— START OF Available data —

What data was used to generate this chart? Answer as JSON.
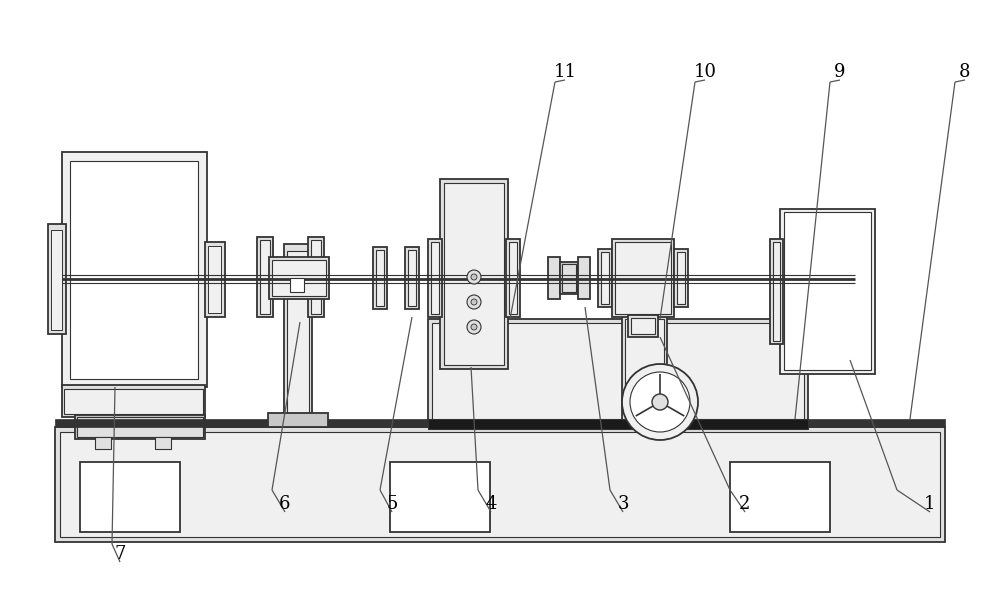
{
  "fig_width": 10.0,
  "fig_height": 6.02,
  "dpi": 100,
  "bg_color": "#ffffff",
  "lc": "#333333",
  "fc_white": "#ffffff",
  "fc_light": "#f0f0f0",
  "fc_mid": "#e0e0e0",
  "fc_dark": "#c8c8c8",
  "fc_black": "#1a1a1a",
  "label_fontsize": 13
}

— END OF Available data —

Work to complete:
Output each line exactly; omit every picture.

Written solution:
What data was used to generate this chart? Answer as JSON.
{
  "fig_width": 10.0,
  "fig_height": 6.02,
  "dpi": 100,
  "bg_color": "#ffffff",
  "lc": "#333333",
  "fc_white": "#ffffff",
  "fc_light": "#f0f0f0",
  "fc_mid": "#e0e0e0",
  "fc_dark": "#c8c8c8",
  "fc_black": "#1a1a1a",
  "label_fontsize": 13
}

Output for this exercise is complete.